• _TASK TO CARRY OUT_
Write out each line exactly as given. Leave the pictures out of your copy.

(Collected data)
------------------------------------------------------------------------

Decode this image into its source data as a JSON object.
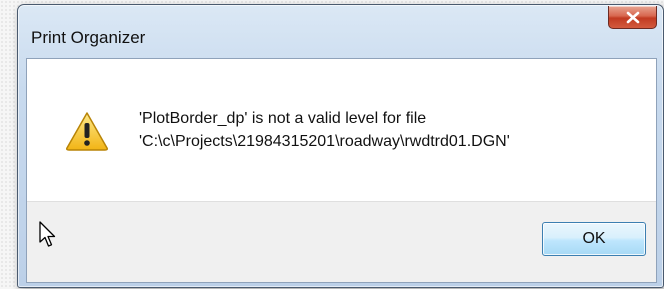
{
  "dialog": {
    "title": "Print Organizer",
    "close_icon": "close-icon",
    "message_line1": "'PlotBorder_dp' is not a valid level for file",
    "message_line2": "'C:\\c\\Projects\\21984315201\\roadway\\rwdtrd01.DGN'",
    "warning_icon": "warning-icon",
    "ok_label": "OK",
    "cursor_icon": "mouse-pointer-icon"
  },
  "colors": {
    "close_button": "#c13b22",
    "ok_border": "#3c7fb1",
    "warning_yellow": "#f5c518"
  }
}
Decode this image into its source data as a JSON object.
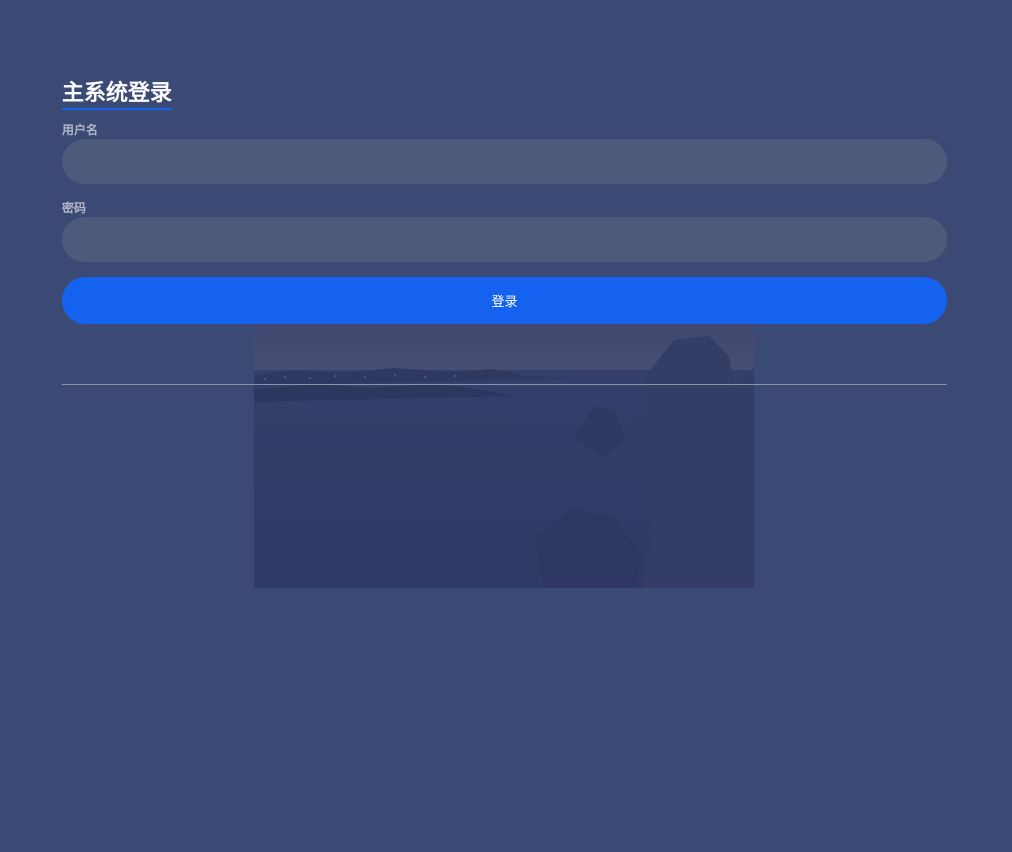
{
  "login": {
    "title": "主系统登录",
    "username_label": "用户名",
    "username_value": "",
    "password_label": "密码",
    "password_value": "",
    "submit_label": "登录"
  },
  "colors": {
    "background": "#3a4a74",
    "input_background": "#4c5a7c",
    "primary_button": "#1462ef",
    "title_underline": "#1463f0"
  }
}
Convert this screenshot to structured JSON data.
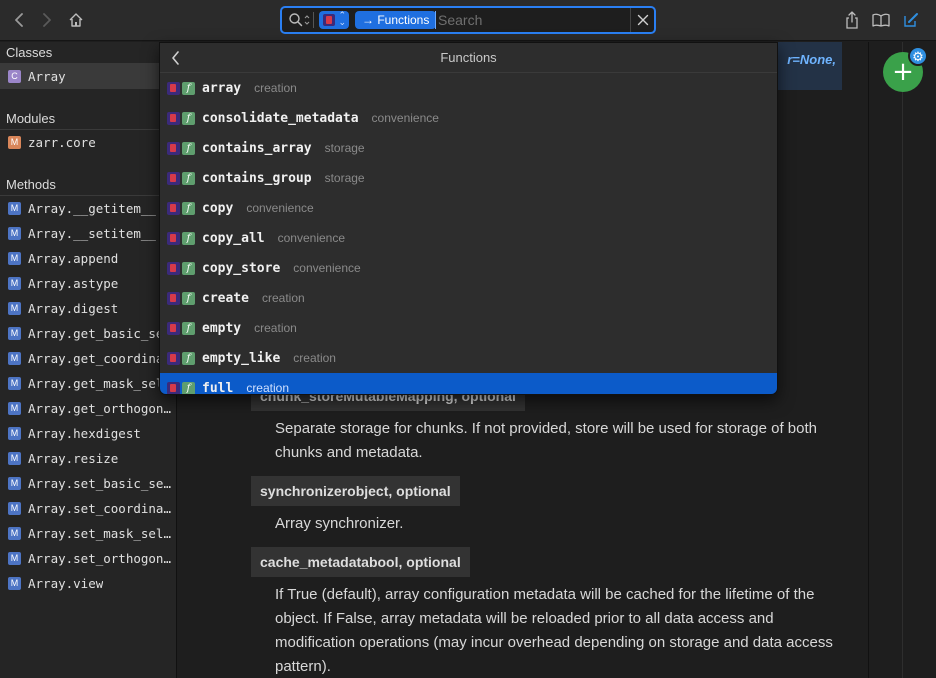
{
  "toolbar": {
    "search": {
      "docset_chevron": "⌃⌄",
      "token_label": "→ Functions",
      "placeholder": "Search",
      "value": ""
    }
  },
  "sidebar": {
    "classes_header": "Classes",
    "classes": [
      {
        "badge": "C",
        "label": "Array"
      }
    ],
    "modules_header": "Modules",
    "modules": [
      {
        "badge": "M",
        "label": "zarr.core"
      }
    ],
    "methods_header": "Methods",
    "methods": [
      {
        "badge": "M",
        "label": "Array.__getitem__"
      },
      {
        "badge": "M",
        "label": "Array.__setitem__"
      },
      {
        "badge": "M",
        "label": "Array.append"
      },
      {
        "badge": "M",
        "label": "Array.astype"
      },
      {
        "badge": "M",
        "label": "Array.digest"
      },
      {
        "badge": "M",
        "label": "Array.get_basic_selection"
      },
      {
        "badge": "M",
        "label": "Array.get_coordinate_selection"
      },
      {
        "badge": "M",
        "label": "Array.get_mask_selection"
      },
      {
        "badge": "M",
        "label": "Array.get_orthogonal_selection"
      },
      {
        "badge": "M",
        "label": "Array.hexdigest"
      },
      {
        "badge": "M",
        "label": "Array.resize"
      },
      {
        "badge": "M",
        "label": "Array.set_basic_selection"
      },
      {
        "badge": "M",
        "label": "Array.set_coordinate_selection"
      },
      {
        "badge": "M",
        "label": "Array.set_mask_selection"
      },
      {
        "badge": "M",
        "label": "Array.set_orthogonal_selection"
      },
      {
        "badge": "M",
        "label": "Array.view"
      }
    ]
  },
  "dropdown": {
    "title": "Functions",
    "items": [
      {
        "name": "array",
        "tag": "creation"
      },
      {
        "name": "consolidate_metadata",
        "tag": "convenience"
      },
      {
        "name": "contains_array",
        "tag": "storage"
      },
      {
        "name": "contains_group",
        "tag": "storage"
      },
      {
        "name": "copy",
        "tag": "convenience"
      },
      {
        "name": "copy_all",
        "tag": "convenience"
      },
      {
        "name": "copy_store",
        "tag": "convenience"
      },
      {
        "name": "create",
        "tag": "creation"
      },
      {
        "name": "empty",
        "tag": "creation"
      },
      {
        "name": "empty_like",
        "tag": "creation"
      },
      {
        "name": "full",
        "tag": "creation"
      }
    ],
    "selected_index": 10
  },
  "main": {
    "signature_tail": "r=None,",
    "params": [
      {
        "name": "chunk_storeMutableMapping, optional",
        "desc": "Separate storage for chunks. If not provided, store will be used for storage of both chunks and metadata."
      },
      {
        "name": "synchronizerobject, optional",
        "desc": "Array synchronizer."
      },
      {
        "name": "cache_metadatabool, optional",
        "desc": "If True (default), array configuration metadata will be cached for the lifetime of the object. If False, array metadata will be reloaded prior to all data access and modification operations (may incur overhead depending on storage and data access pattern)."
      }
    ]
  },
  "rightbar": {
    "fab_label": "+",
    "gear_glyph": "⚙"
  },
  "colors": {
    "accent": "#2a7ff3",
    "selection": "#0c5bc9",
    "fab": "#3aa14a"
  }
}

------------------------------------------------------------------------

• _RESULT_
Decode this image into its source data as a JSON object.
{
  "dialog": {
    "title": "Print Organizer",
    "close_icon": "close-icon",
    "message_line1": "'PlotBorder_dp' is not a valid level for file",
    "message_line2": "'C:\\c\\Projects\\21984315201\\roadway\\rwdtrd01.DGN'",
    "warning_icon": "warning-icon",
    "ok_label": "OK",
    "cursor_icon": "mouse-pointer-icon"
  },
  "colors": {
    "close_button": "#c13b22",
    "ok_border": "#3c7fb1",
    "warning_yellow": "#f5c518"
  }
}
Decode this image into its source data as a JSON object.
{
  "login": {
    "title": "主系统登录",
    "username_label": "用户名",
    "username_value": "",
    "password_label": "密码",
    "password_value": "",
    "submit_label": "登录"
  },
  "colors": {
    "background": "#3a4a74",
    "input_background": "#4c5a7c",
    "primary_button": "#1462ef",
    "title_underline": "#1463f0"
  }
}
Convert this screenshot to structured JSON data.
{
  "toolbar": {
    "search": {
      "docset_chevron": "⌃⌄",
      "token_label": "→ Functions",
      "placeholder": "Search",
      "value": ""
    }
  },
  "sidebar": {
    "classes_header": "Classes",
    "classes": [
      {
        "badge": "C",
        "label": "Array"
      }
    ],
    "modules_header": "Modules",
    "modules": [
      {
        "badge": "M",
        "label": "zarr.core"
      }
    ],
    "methods_header": "Methods",
    "methods": [
      {
        "badge": "M",
        "label": "Array.__getitem__"
      },
      {
        "badge": "M",
        "label": "Array.__setitem__"
      },
      {
        "badge": "M",
        "label": "Array.append"
      },
      {
        "badge": "M",
        "label": "Array.astype"
      },
      {
        "badge": "M",
        "label": "Array.digest"
      },
      {
        "badge": "M",
        "label": "Array.get_basic_selection"
      },
      {
        "badge": "M",
        "label": "Array.get_coordinate_selection"
      },
      {
        "badge": "M",
        "label": "Array.get_mask_selection"
      },
      {
        "badge": "M",
        "label": "Array.get_orthogonal_selection"
      },
      {
        "badge": "M",
        "label": "Array.hexdigest"
      },
      {
        "badge": "M",
        "label": "Array.resize"
      },
      {
        "badge": "M",
        "label": "Array.set_basic_selection"
      },
      {
        "badge": "M",
        "label": "Array.set_coordinate_selection"
      },
      {
        "badge": "M",
        "label": "Array.set_mask_selection"
      },
      {
        "badge": "M",
        "label": "Array.set_orthogonal_selection"
      },
      {
        "badge": "M",
        "label": "Array.view"
      }
    ]
  },
  "dropdown": {
    "title": "Functions",
    "items": [
      {
        "name": "array",
        "tag": "creation"
      },
      {
        "name": "consolidate_metadata",
        "tag": "convenience"
      },
      {
        "name": "contains_array",
        "tag": "storage"
      },
      {
        "name": "contains_group",
        "tag": "storage"
      },
      {
        "name": "copy",
        "tag": "convenience"
      },
      {
        "name": "copy_all",
        "tag": "convenience"
      },
      {
        "name": "copy_store",
        "tag": "convenience"
      },
      {
        "name": "create",
        "tag": "creation"
      },
      {
        "name": "empty",
        "tag": "creation"
      },
      {
        "name": "empty_like",
        "tag": "creation"
      },
      {
        "name": "full",
        "tag": "creation"
      }
    ],
    "selected_index": 10
  },
  "main": {
    "signature_tail": "r=None,",
    "params": [
      {
        "name": "chunk_storeMutableMapping, optional",
        "desc": "Separate storage for chunks. If not provided, store will be used for storage of both chunks and metadata."
      },
      {
        "name": "synchronizerobject, optional",
        "desc": "Array synchronizer."
      },
      {
        "name": "cache_metadatabool, optional",
        "desc": "If True (default), array configuration metadata will be cached for the lifetime of the object. If False, array metadata will be reloaded prior to all data access and modification operations (may incur overhead depending on storage and data access pattern)."
      }
    ]
  },
  "rightbar": {
    "fab_label": "+",
    "gear_glyph": "⚙"
  },
  "colors": {
    "accent": "#2a7ff3",
    "selection": "#0c5bc9",
    "fab": "#3aa14a"
  }
}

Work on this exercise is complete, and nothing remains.